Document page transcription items
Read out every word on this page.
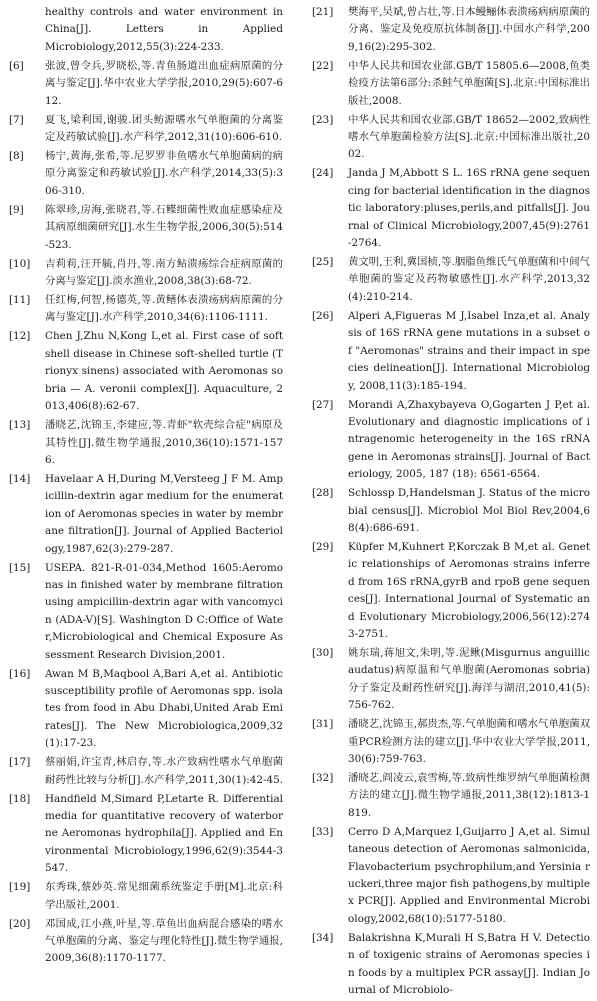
healthy controls and water environment in China[J]. Letters in Applied Microbiology,2012,55(3):224-233.
[6]	张波,曾令兵,罗晓松,等.青鱼肠道出血症病原菌的分离与鉴定[J].华中农业大学学报,2010,29(5):607-612.
[7]	夏飞,梁利国,谢骏.团头鲂源嗜水气单胞菌的分离鉴定及药敏试验[J].水产科学,2012,31(10):606-610.
[8]	杨宁,黄海,张希,等.尼罗罗非鱼嗜水气单胞菌病的病原分离鉴定和药敏试验[J].水产科学,2014,33(5):306-310.
[9]	陈翠珍,房海,张晓君,等.石鲽细菌性败血症感染症及其病原细菌研究[J].水生生物学报,2006,30(5):514-523.
[10]	吉莉莉,汪开毓,肖丹,等.南方鲇溃疡综合症病原菌的分离与鉴定[J].淡水渔业,2008,38(3):68-72.
[11]	任红梅,何智,杨德英,等.黄鳝体表溃疡病病原菌的分离与鉴定[J].水产科学,2010,34(6):1106-1111.
[12]	Chen J,Zhu N,Kong L,et al. First case of soft shell disease in Chinese soft-shelled turtle (Trionyx sinens) associated with Aeromonas sobria — A. veronii complex[J]. Aquaculture, 2013,406(8):62-67.
[13]	潘晓艺,沈锦玉,李建应,等.青虾"软壳综合症"病原及其特性[J].微生物学通报,2010,36(10):1571-1576.
[14]	Havelaar A H,During M,Versteeg J F M. Ampicillin-dextrin agar medium for the enumeration of Aeromonas species in water by membrane filtration[J]. Journal of Applied Bacteriology,1987,62(3):279-287.
[15]	USEPA. 821-R-01-034,Method 1605:Aeromonas in finished water by membrane filtration using ampicillin-dextrin agar with vancomycin (ADA-V)[S]. Washington D C:Office of Water,Microbiological and Chemical Exposure Assessment Research Division,2001.
[16]	Awan M B,Maqbool A,Bari A,et al. Antibiotic susceptibility profile of Aeromonas spp. isolates from food in Abu Dhabi,United Arab Emirates[J]. The New Microbiologica,2009,32(1):17-23.
[17]	蔡丽娟,许宝青,林启存,等.水产致病性嗜水气单胞菌耐药性比较与分析[J].水产科学,2011,30(1):42-45.
[18]	Handfield M,Simard P,Letarte R. Differential media for quantitative recovery of waterborne Aeromonas hydrophila[J]. Applied and Environmental Microbiology,1996,62(9):3544-3547.
[19]	东秀珠,蔡妙英.常见细菌系统鉴定手册[M].北京:科学出版社,2001.
[20]	邓国成,江小燕,叶星,等.草鱼出血病混合感染的嗜水气单胞菌的分离、鉴定与理化特性[J].微生物学通报,2009,36(8):1170-1177.
[21]	樊海平,吴斌,曾占壮,等.日本鳗鲡体表溃疡病病原菌的分离、鉴定及免疫原抗体制备[J].中国水产科学,2009,16(2):295-302.
[22]	中华人民共和国农业部.GB/T 15805.6—2008,鱼类检疫方法第6部分:杀鲑气单胞菌[S].北京:中国标准出版社,2008.
[23]	中华人民共和国农业部.GB/T 18652—2002,致病性嗜水气单胞菌检验方法[S].北京:中国标准出版社,2002.
[24]	Janda J M,Abbott S L. 16S rRNA gene sequencing for bacterial identification in the diagnostic laboratory:pluses,perils,and pitfalls[J]. Journal of Clinical Microbiology,2007,45(9):2761-2764.
[25]	黄文明,王利,冀国桢,等.胭脂鱼维氏气单胞菌和中间气单胞菌的鉴定及药物敏感性[J].水产科学,2013,32(4):210-214.
[26]	Alperi A,Figueras M J,Isabel Inza,et al. Analysis of 16S rRNA gene mutations in a subset of "Aeromonas" strains and their impact in species delineation[J]. International Microbiology, 2008,11(3):185-194.
[27]	Morandi A,Zhaxybayeva O,Gogarten J P,et al. Evolutionary and diagnostic implications of intragenomic heterogeneity in the 16S rRNA gene in Aeromonas strains[J]. Journal of Bacteriology, 2005, 187 (18): 6561-6564.
[28]	Schlossp D,Handelsman J. Status of the microbial census[J]. Microbiol Mol Biol Rev,2004,68(4):686-691.
[29]	Küpfer M,Kuhnert P,Korczak B M,et al. Genetic relationships of Aeromonas strains inferred from 16S rRNA,gyrB and rpoB gene sequences[J]. International Journal of Systematic and Evolutionary Microbiology,2006,56(12):2743-2751.
[30]	姚东瑞,蒋旭文,朱明,等.泥鳅(Misgurnus anguillicaudatus)病原温和气单胞菌(Aeromonas sobria)分子鉴定及耐药性研究[J].海洋与湖沼,2010,41(5):756-762.
[31]	潘晓艺,沈锦玉,郝贵杰,等.气单胞菌和嗜水气单胞菌双重PCR检测方法的建立[J].华中农业大学学报,2011,30(6):759-763.
[32]	潘晓艺,阎凌云,袁雪梅,等.致病性维罗纳气单胞菌检测方法的建立[J].微生物学通报,2011,38(12):1813-1819.
[33]	Cerro D A,Marquez I,Guijarro J A,et al. Simultaneous detection of Aeromonas salmonicida,Flavobacterium psychrophilum,and Yersinia ruckeri,three major fish pathogens,by multiplex PCR[J]. Applied and Environmental Microbiology,2002,68(10):5177-5180.
[34]	Balakrishna K,Murali H S,Batra H V. Detection of toxigenic strains of Aeromonas species in foods by a multiplex PCR assay[J]. Indian Journal of Microbiolo-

Your task: The result should be the same data as above, line for line, with the pictures gone.

Answer section:
Read out every word on this page.
healthy controls and water environment in China[J]. Letters in Applied Microbiology,2012,55(3):224-233.
[6]	张波,曾令兵,罗晓松,等.青鱼肠道出血症病原菌的分离与鉴定[J].华中农业大学学报,2010,29(5):607-612.
[7]	夏飞,梁利国,谢骏.团头鲂源嗜水气单胞菌的分离鉴定及药敏试验[J].水产科学,2012,31(10):606-610.
[8]	杨宁,黄海,张希,等.尼罗罗非鱼嗜水气单胞菌病的病原分离鉴定和药敏试验[J].水产科学,2014,33(5):306-310.
[9]	陈翠珍,房海,张晓君,等.石鲽细菌性败血症感染症及其病原细菌研究[J].水生生物学报,2006,30(5):514-523.
[10]	吉莉莉,汪开毓,肖丹,等.南方鲇溃疡综合症病原菌的分离与鉴定[J].淡水渔业,2008,38(3):68-72.
[11]	任红梅,何智,杨德英,等.黄鳝体表溃疡病病原菌的分离与鉴定[J].水产科学,2010,34(6):1106-1111.
[12]	Chen J,Zhu N,Kong L,et al. First case of soft shell disease in Chinese soft-shelled turtle (Trionyx sinens) associated with Aeromonas sobria — A. veronii complex[J]. Aquaculture, 2013,406(8):62-67.
[13]	潘晓艺,沈锦玉,李建应,等.青虾"软壳综合症"病原及其特性[J].微生物学通报,2010,36(10):1571-1576.
[14]	Havelaar A H,During M,Versteeg J F M. Ampicillin-dextrin agar medium for the enumeration of Aeromonas species in water by membrane filtration[J]. Journal of Applied Bacteriology,1987,62(3):279-287.
[15]	USEPA. 821-R-01-034,Method 1605:Aeromonas in finished water by membrane filtration using ampicillin-dextrin agar with vancomycin (ADA-V)[S]. Washington D C:Office of Water,Microbiological and Chemical Exposure Assessment Research Division,2001.
[16]	Awan M B,Maqbool A,Bari A,et al. Antibiotic susceptibility profile of Aeromonas spp. isolates from food in Abu Dhabi,United Arab Emirates[J]. The New Microbiologica,2009,32(1):17-23.
[17]	蔡丽娟,许宝青,林启存,等.水产致病性嗜水气单胞菌耐药性比较与分析[J].水产科学,2011,30(1):42-45.
[18]	Handfield M,Simard P,Letarte R. Differential media for quantitative recovery of waterborne Aeromonas hydrophila[J]. Applied and Environmental Microbiology,1996,62(9):3544-3547.
[19]	东秀珠,蔡妙英.常见细菌系统鉴定手册[M].北京:科学出版社,2001.
[20]	邓国成,江小燕,叶星,等.草鱼出血病混合感染的嗜水气单胞菌的分离、鉴定与理化特性[J].微生物学通报,2009,36(8):1170-1177.
[21]	樊海平,吴斌,曾占壮,等.日本鳗鲡体表溃疡病病原菌的分离、鉴定及免疫原抗体制备[J].中国水产科学,2009,16(2):295-302.
[22]	中华人民共和国农业部.GB/T 15805.6—2008,鱼类检疫方法第6部分:杀鲑气单胞菌[S].北京:中国标准出版社,2008.
[23]	中华人民共和国农业部.GB/T 18652—2002,致病性嗜水气单胞菌检验方法[S].北京:中国标准出版社,2002.
[24]	Janda J M,Abbott S L. 16S rRNA gene sequencing for bacterial identification in the diagnostic laboratory:pluses,perils,and pitfalls[J]. Journal of Clinical Microbiology,2007,45(9):2761-2764.
[25]	黄文明,王利,冀国桢,等.胭脂鱼维氏气单胞菌和中间气单胞菌的鉴定及药物敏感性[J].水产科学,2013,32(4):210-214.
[26]	Alperi A,Figueras M J,Isabel Inza,et al. Analysis of 16S rRNA gene mutations in a subset of "Aeromonas" strains and their impact in species delineation[J]. International Microbiology, 2008,11(3):185-194.
[27]	Morandi A,Zhaxybayeva O,Gogarten J P,et al. Evolutionary and diagnostic implications of intragenomic heterogeneity in the 16S rRNA gene in Aeromonas strains[J]. Journal of Bacteriology, 2005, 187 (18): 6561-6564.
[28]	Schlossp D,Handelsman J. Status of the microbial census[J]. Microbiol Mol Biol Rev,2004,68(4):686-691.
[29]	Küpfer M,Kuhnert P,Korczak B M,et al. Genetic relationships of Aeromonas strains inferred from 16S rRNA,gyrB and rpoB gene sequences[J]. International Journal of Systematic and Evolutionary Microbiology,2006,56(12):2743-2751.
[30]	姚东瑞,蒋旭文,朱明,等.泥鳅(Misgurnus anguillicaudatus)病原温和气单胞菌(Aeromonas sobria)分子鉴定及耐药性研究[J].海洋与湖沼,2010,41(5):756-762.
[31]	潘晓艺,沈锦玉,郝贵杰,等.气单胞菌和嗜水气单胞菌双重PCR检测方法的建立[J].华中农业大学学报,2011,30(6):759-763.
[32]	潘晓艺,阎凌云,袁雪梅,等.致病性维罗纳气单胞菌检测方法的建立[J].微生物学通报,2011,38(12):1813-1819.
[33]	Cerro D A,Marquez I,Guijarro J A,et al. Simultaneous detection of Aeromonas salmonicida,Flavobacterium psychrophilum,and Yersinia ruckeri,three major fish pathogens,by multiplex PCR[J]. Applied and Environmental Microbiology,2002,68(10):5177-5180.
[34]	Balakrishna K,Murali H S,Batra H V. Detection of toxigenic strains of Aeromonas species in foods by a multiplex PCR assay[J]. Indian Journal of Microbiolo-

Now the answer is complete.